→ **WHAT TO DO**
Copy the data word for word, keeping every line.

→ **ENTRIES PROVIDED**

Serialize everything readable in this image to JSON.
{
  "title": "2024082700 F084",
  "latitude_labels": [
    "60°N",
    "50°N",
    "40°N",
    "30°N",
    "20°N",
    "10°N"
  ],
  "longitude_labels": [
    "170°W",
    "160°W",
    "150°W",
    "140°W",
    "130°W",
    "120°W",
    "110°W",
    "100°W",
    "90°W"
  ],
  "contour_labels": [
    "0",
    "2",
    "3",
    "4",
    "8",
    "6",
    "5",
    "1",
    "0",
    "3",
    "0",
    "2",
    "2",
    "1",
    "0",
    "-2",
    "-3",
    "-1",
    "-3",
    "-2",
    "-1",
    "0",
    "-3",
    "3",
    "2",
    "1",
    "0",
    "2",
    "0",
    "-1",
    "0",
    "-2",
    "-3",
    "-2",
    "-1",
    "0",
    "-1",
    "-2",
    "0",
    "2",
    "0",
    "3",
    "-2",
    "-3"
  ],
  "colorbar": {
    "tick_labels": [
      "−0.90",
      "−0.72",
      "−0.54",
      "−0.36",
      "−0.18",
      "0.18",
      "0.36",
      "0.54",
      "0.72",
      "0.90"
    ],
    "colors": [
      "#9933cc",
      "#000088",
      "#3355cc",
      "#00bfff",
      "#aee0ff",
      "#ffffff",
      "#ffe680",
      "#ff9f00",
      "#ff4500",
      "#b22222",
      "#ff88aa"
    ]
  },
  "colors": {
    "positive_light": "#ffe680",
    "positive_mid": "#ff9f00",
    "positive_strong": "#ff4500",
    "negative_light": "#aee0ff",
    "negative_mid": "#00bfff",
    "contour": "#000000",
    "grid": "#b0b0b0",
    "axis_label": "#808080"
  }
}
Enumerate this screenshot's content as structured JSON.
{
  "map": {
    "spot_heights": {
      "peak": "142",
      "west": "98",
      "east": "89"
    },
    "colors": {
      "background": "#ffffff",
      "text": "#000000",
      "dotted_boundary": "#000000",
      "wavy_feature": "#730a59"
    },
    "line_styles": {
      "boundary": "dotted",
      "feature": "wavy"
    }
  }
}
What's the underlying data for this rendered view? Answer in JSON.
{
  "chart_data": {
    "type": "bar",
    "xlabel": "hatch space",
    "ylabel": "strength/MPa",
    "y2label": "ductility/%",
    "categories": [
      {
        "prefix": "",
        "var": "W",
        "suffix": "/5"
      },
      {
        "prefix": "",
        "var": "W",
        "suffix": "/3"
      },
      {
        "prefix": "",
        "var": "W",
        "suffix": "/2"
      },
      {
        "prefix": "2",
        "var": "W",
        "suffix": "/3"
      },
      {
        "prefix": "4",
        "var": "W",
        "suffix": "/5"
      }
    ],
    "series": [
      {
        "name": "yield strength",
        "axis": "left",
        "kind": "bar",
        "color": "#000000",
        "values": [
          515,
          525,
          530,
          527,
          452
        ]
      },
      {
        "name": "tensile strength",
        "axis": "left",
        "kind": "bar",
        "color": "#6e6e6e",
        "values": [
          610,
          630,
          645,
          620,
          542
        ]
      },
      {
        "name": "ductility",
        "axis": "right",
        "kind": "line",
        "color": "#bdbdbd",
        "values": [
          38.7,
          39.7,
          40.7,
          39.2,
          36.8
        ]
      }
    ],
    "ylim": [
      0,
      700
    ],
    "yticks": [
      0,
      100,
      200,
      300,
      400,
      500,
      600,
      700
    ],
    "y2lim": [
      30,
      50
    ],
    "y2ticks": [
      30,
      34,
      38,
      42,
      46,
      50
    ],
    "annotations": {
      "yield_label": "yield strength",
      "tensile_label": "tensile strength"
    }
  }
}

→ **OUTPUT FOR THIS EXERCISE**
Serialize everything readable in this image to JSON.
{
  "title": "2024082700 F084",
  "latitude_labels": [
    "60°N",
    "50°N",
    "40°N",
    "30°N",
    "20°N",
    "10°N"
  ],
  "longitude_labels": [
    "170°W",
    "160°W",
    "150°W",
    "140°W",
    "130°W",
    "120°W",
    "110°W",
    "100°W",
    "90°W"
  ],
  "contour_labels": [
    "0",
    "2",
    "3",
    "4",
    "8",
    "6",
    "5",
    "1",
    "0",
    "3",
    "0",
    "2",
    "2",
    "1",
    "0",
    "-2",
    "-3",
    "-1",
    "-3",
    "-2",
    "-1",
    "0",
    "-3",
    "3",
    "2",
    "1",
    "0",
    "2",
    "0",
    "-1",
    "0",
    "-2",
    "-3",
    "-2",
    "-1",
    "0",
    "-1",
    "-2",
    "0",
    "2",
    "0",
    "3",
    "-2",
    "-3"
  ],
  "colorbar": {
    "tick_labels": [
      "−0.90",
      "−0.72",
      "−0.54",
      "−0.36",
      "−0.18",
      "0.18",
      "0.36",
      "0.54",
      "0.72",
      "0.90"
    ],
    "colors": [
      "#9933cc",
      "#000088",
      "#3355cc",
      "#00bfff",
      "#aee0ff",
      "#ffffff",
      "#ffe680",
      "#ff9f00",
      "#ff4500",
      "#b22222",
      "#ff88aa"
    ]
  },
  "colors": {
    "positive_light": "#ffe680",
    "positive_mid": "#ff9f00",
    "positive_strong": "#ff4500",
    "negative_light": "#aee0ff",
    "negative_mid": "#00bfff",
    "contour": "#000000",
    "grid": "#b0b0b0",
    "axis_label": "#808080"
  }
}
Enumerate this screenshot's content as structured JSON.
{
  "map": {
    "spot_heights": {
      "peak": "142",
      "west": "98",
      "east": "89"
    },
    "colors": {
      "background": "#ffffff",
      "text": "#000000",
      "dotted_boundary": "#000000",
      "wavy_feature": "#730a59"
    },
    "line_styles": {
      "boundary": "dotted",
      "feature": "wavy"
    }
  }
}
What's the underlying data for this rendered view? Answer in JSON.
{
  "chart_data": {
    "type": "bar",
    "xlabel": "hatch space",
    "ylabel": "strength/MPa",
    "y2label": "ductility/%",
    "categories": [
      {
        "prefix": "",
        "var": "W",
        "suffix": "/5"
      },
      {
        "prefix": "",
        "var": "W",
        "suffix": "/3"
      },
      {
        "prefix": "",
        "var": "W",
        "suffix": "/2"
      },
      {
        "prefix": "2",
        "var": "W",
        "suffix": "/3"
      },
      {
        "prefix": "4",
        "var": "W",
        "suffix": "/5"
      }
    ],
    "series": [
      {
        "name": "yield strength",
        "axis": "left",
        "kind": "bar",
        "color": "#000000",
        "values": [
          515,
          525,
          530,
          527,
          452
        ]
      },
      {
        "name": "tensile strength",
        "axis": "left",
        "kind": "bar",
        "color": "#6e6e6e",
        "values": [
          610,
          630,
          645,
          620,
          542
        ]
      },
      {
        "name": "ductility",
        "axis": "right",
        "kind": "line",
        "color": "#bdbdbd",
        "values": [
          38.7,
          39.7,
          40.7,
          39.2,
          36.8
        ]
      }
    ],
    "ylim": [
      0,
      700
    ],
    "yticks": [
      0,
      100,
      200,
      300,
      400,
      500,
      600,
      700
    ],
    "y2lim": [
      30,
      50
    ],
    "y2ticks": [
      30,
      34,
      38,
      42,
      46,
      50
    ],
    "annotations": {
      "yield_label": "yield strength",
      "tensile_label": "tensile strength"
    }
  }
}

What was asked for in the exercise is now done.